WHAT YOU WILL DO: Check every line in the records below for the word "name" and report how many have it, nothing more.

....

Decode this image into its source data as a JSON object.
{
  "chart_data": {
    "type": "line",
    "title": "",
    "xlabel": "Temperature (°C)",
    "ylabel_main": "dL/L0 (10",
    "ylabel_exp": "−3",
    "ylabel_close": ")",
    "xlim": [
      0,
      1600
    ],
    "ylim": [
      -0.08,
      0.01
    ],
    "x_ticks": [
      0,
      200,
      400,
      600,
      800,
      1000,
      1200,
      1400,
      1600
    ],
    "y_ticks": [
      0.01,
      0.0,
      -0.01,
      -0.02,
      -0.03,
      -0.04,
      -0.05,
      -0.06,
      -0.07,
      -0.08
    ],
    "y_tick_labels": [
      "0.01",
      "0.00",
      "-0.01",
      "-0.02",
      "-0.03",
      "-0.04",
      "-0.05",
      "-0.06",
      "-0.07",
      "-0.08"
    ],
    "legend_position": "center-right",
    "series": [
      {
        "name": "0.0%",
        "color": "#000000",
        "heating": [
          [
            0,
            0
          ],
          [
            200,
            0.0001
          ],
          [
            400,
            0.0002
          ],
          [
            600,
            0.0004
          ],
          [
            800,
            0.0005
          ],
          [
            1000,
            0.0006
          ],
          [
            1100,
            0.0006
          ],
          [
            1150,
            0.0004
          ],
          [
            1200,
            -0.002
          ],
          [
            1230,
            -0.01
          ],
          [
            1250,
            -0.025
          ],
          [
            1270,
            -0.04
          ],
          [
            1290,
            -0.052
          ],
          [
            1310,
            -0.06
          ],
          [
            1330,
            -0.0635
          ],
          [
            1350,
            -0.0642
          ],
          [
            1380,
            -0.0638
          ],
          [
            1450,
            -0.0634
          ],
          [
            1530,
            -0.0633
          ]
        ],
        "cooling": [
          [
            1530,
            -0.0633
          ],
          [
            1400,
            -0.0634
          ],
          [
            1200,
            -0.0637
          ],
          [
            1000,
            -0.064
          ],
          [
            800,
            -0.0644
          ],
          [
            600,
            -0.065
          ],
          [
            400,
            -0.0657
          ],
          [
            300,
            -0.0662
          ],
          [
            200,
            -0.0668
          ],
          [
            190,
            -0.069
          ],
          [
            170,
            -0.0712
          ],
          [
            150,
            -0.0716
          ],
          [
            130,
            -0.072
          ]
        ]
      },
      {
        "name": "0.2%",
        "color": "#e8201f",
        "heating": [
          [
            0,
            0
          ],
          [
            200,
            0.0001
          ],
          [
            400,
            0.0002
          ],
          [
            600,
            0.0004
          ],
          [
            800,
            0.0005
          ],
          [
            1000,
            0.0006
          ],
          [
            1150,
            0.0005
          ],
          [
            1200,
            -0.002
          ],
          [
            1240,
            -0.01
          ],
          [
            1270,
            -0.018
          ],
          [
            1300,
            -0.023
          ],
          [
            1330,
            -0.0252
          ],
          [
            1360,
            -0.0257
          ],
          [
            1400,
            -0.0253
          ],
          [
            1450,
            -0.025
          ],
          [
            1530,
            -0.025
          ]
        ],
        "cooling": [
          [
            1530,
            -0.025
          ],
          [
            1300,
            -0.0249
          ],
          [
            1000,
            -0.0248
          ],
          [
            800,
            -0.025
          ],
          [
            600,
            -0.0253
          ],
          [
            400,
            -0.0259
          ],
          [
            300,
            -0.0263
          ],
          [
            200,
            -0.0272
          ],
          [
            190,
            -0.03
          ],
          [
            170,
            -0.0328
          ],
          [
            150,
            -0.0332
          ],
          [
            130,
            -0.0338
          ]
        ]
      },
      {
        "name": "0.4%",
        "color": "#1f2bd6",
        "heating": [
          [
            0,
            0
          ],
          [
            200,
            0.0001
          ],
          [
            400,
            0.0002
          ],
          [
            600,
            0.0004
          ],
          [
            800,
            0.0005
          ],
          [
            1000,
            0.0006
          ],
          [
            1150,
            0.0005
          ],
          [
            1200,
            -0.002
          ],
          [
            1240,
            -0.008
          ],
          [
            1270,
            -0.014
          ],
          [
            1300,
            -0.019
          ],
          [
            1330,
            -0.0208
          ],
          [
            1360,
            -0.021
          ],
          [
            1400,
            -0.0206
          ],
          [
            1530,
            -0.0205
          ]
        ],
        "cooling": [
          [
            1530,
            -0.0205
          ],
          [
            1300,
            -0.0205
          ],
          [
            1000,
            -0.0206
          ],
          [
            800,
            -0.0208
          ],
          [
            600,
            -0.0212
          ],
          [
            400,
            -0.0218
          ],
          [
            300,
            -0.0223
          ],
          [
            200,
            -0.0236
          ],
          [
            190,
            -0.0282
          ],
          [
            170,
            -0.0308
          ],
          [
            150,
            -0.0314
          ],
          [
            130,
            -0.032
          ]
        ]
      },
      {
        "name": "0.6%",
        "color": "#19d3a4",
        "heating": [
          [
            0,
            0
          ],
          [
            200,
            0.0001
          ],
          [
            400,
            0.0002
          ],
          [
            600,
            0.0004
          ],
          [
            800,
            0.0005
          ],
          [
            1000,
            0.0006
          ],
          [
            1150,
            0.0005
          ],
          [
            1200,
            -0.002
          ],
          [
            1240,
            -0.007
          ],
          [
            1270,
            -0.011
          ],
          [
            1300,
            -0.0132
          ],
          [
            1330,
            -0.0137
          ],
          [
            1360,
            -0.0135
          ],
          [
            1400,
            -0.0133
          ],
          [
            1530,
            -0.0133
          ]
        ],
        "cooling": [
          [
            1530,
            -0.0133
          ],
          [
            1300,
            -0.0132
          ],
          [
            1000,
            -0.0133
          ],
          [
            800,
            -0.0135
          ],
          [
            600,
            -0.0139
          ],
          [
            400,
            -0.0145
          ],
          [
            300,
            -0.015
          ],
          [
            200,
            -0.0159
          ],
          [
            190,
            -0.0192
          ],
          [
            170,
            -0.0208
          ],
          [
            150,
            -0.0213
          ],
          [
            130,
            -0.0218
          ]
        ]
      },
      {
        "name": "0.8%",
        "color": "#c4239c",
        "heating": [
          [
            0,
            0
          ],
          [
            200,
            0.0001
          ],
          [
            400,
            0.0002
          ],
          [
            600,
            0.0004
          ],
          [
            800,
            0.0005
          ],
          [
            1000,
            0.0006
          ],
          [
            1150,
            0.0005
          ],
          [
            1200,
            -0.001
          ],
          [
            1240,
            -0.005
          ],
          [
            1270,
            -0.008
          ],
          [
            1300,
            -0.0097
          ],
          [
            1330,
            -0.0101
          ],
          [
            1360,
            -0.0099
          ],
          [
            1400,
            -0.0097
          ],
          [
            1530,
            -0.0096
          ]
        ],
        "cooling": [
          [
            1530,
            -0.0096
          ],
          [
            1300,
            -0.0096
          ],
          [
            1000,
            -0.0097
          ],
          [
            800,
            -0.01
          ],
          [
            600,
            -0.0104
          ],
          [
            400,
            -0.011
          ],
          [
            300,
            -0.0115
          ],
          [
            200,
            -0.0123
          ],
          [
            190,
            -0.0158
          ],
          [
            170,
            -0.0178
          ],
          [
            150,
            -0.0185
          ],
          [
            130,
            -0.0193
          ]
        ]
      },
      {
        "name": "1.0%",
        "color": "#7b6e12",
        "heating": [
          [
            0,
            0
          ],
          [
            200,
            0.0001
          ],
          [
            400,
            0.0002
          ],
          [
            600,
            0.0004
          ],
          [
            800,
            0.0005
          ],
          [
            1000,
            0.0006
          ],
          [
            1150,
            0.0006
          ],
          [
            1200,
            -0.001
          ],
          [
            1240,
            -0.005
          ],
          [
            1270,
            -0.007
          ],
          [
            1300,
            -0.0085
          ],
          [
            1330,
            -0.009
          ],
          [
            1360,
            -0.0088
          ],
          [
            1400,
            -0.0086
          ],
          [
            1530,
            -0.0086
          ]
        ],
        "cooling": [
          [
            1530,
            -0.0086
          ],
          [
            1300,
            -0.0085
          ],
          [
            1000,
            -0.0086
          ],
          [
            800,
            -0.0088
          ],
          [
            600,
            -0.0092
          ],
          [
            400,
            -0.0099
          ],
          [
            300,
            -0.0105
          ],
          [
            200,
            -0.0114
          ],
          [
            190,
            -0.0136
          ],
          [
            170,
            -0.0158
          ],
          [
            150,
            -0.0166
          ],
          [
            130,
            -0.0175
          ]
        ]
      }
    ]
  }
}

....

CORRECT ANSWER: 6